* Start Records for the exercise *
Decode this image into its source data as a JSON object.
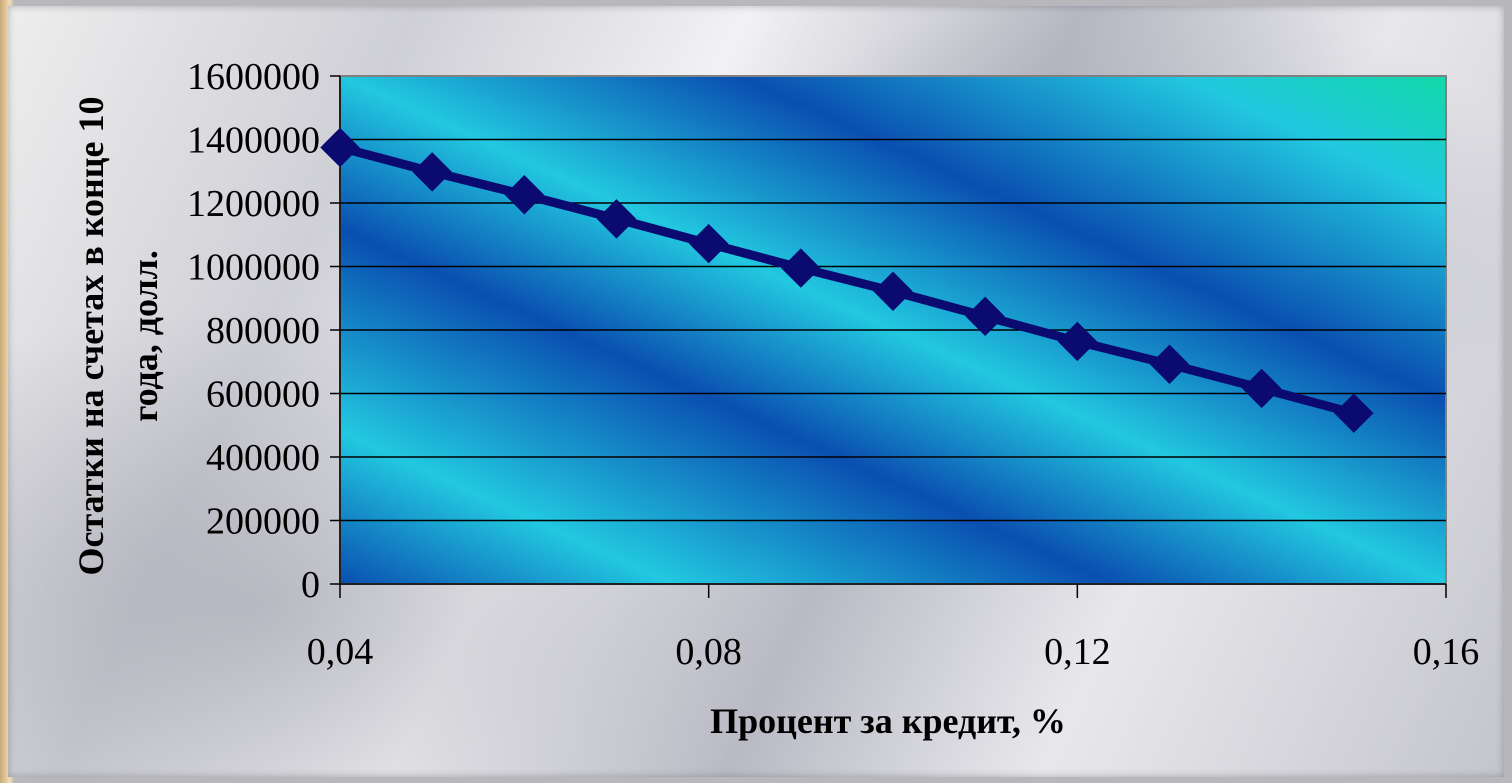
{
  "chart_data": {
    "type": "line",
    "title": "",
    "xlabel": "Процент за кредит, %",
    "ylabel": "Остатки на счетах в конце 10 года, долл.",
    "ylim": [
      0,
      1600000
    ],
    "xlim": [
      0.04,
      0.16
    ],
    "yticks": [
      "0",
      "200000",
      "400000",
      "600000",
      "800000",
      "1000000",
      "1200000",
      "1400000",
      "1600000"
    ],
    "xticks": [
      "0,04",
      "0,08",
      "0,12",
      "0,16"
    ],
    "grid": true,
    "legend": "none",
    "series": [
      {
        "x": [
          0.04,
          0.05,
          0.06,
          0.07,
          0.08,
          0.09,
          0.1,
          0.11,
          0.12,
          0.13,
          0.14,
          0.15
        ],
        "values": [
          1375000,
          1298000,
          1226000,
          1150000,
          1072000,
          995000,
          922000,
          843000,
          764000,
          692000,
          616000,
          538000
        ]
      }
    ],
    "colors": {
      "line": "#0a0a70",
      "marker": "#0a0a70",
      "plot_bg_dark": "#0a4fb0",
      "plot_bg_light": "#22c8e0",
      "plot_bg_corner": "#11d9a8"
    }
  }
}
* End Records for the exercise *
Stated problem:
Ignore the images and quote every line of the listing exactly.

Task output:
Decode this image into its source data as a JSON object.
{
  "chart_data": {
    "type": "line",
    "title": "",
    "xlabel": "Процент за кредит, %",
    "ylabel": "Остатки на счетах в конце 10 года, долл.",
    "ylim": [
      0,
      1600000
    ],
    "xlim": [
      0.04,
      0.16
    ],
    "yticks": [
      "0",
      "200000",
      "400000",
      "600000",
      "800000",
      "1000000",
      "1200000",
      "1400000",
      "1600000"
    ],
    "xticks": [
      "0,04",
      "0,08",
      "0,12",
      "0,16"
    ],
    "grid": true,
    "legend": "none",
    "series": [
      {
        "x": [
          0.04,
          0.05,
          0.06,
          0.07,
          0.08,
          0.09,
          0.1,
          0.11,
          0.12,
          0.13,
          0.14,
          0.15
        ],
        "values": [
          1375000,
          1298000,
          1226000,
          1150000,
          1072000,
          995000,
          922000,
          843000,
          764000,
          692000,
          616000,
          538000
        ]
      }
    ],
    "colors": {
      "line": "#0a0a70",
      "marker": "#0a0a70",
      "plot_bg_dark": "#0a4fb0",
      "plot_bg_light": "#22c8e0",
      "plot_bg_corner": "#11d9a8"
    }
  }
}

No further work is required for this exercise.